What you have to do ▸ Filter the entries that follow, copying every line in which the word "أخبرنا" appears.
-- Start Dataset rows --
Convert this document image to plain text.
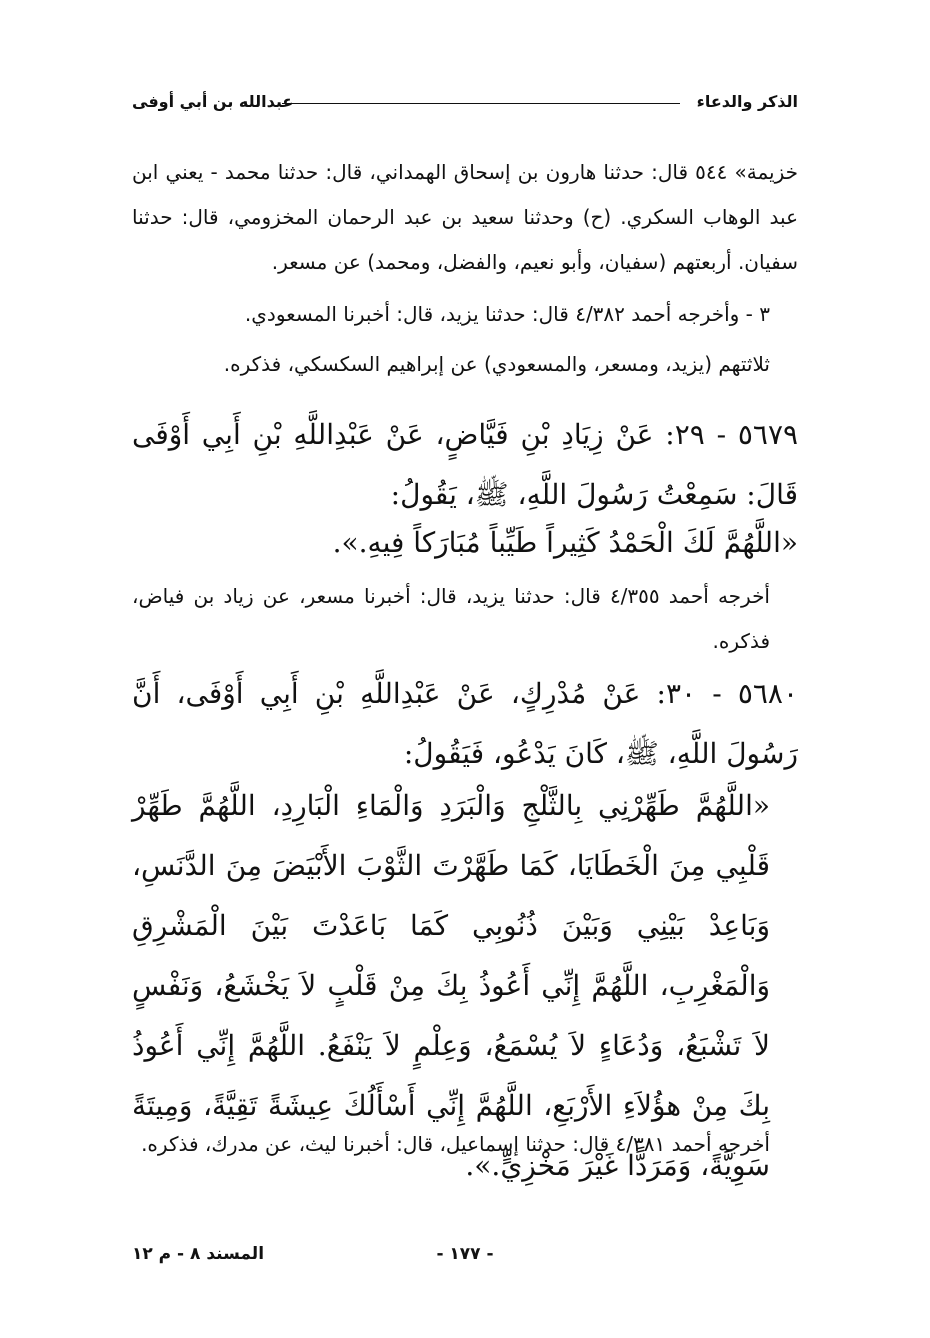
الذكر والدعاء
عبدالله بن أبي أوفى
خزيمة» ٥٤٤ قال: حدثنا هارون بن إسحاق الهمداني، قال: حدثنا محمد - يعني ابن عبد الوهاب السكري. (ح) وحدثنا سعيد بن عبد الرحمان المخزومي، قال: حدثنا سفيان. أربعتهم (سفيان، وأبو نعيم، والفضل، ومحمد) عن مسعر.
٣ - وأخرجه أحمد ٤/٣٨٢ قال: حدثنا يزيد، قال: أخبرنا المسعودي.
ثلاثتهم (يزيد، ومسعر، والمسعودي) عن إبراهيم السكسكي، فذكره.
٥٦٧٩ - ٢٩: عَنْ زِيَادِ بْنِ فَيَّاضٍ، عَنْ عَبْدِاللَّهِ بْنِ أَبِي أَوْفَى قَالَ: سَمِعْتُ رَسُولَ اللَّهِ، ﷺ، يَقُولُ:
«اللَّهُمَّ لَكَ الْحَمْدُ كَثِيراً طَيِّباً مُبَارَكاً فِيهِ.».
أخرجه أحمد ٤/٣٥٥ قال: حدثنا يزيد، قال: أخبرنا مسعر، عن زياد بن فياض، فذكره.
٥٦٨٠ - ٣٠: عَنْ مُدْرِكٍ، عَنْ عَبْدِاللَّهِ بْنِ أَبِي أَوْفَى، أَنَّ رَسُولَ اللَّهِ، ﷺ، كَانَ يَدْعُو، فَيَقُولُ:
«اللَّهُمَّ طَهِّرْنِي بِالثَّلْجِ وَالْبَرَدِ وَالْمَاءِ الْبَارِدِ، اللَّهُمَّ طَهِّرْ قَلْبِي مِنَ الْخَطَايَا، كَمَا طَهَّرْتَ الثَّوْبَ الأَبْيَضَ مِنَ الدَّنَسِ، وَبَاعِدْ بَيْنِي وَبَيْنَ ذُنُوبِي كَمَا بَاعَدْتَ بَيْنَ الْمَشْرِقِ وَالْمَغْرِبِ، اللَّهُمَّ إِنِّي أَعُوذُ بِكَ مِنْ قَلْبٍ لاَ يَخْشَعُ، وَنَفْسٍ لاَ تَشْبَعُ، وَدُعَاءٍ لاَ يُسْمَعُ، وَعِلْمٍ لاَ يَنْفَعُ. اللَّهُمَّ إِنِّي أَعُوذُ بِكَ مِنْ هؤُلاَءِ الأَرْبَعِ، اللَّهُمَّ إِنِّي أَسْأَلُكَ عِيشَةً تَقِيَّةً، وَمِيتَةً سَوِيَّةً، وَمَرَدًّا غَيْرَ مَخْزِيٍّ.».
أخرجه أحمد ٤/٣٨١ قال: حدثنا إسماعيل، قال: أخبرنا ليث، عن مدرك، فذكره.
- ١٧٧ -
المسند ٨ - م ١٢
-- End Dataset rows --
Complete answer ▸
٣ - وأخرجه أحمد ٤/٣٨٢ قال: حدثنا يزيد، قال: أخبرنا المسعودي.
أخرجه أحمد ٤/٣٥٥ قال: حدثنا يزيد، قال: أخبرنا مسعر، عن زياد بن فياض، فذكره.
أخرجه أحمد ٤/٣٨١ قال: حدثنا إسماعيل، قال: أخبرنا ليث، عن مدرك، فذكره.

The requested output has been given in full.